INSTRUCTION: In the listing below, find every line with the string "所以sin" and pull it out.

Collected data:
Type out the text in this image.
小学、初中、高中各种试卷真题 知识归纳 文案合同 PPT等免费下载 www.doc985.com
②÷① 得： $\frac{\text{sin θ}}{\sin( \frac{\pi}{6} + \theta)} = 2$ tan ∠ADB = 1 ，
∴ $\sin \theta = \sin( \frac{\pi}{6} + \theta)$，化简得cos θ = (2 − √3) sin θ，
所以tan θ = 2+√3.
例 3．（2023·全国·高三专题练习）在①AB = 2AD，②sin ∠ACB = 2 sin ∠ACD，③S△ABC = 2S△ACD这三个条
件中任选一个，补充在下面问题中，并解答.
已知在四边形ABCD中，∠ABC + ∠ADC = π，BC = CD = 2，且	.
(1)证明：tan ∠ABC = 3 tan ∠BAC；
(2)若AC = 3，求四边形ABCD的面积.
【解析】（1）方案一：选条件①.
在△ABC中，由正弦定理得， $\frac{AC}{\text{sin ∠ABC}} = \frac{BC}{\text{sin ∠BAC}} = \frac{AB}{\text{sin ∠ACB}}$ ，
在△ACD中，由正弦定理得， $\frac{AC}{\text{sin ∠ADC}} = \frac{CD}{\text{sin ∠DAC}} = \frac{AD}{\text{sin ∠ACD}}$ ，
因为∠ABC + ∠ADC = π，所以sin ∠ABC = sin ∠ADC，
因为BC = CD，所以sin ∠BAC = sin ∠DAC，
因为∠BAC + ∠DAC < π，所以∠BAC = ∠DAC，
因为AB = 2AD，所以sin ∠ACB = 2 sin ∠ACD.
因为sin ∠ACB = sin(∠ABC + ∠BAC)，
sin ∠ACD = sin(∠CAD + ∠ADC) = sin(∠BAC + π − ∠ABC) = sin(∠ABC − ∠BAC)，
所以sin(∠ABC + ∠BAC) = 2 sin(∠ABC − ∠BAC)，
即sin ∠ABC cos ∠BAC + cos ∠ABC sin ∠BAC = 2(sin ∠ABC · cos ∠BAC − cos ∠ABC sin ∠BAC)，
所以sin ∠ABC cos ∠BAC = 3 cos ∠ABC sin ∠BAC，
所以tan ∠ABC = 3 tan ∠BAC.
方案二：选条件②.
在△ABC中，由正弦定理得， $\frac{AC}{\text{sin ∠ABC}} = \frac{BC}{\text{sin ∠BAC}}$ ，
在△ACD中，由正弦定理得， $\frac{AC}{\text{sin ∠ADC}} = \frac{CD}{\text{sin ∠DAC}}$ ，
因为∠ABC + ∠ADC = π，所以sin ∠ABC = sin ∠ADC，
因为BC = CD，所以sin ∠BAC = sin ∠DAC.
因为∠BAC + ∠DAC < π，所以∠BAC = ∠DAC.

THE RESPONSE:
因为∠ABC + ∠ADC = π，所以sin ∠ABC = sin ∠ADC，
因为BC = CD，所以sin ∠BAC = sin ∠DAC，
因为AB = 2AD，所以sin ∠ACB = 2 sin ∠ACD.
所以sin(∠ABC + ∠BAC) = 2 sin(∠ABC − ∠BAC)，
所以sin ∠ABC cos ∠BAC = 3 cos ∠ABC sin ∠BAC，
因为∠ABC + ∠ADC = π，所以sin ∠ABC = sin ∠ADC，
因为BC = CD，所以sin ∠BAC = sin ∠DAC.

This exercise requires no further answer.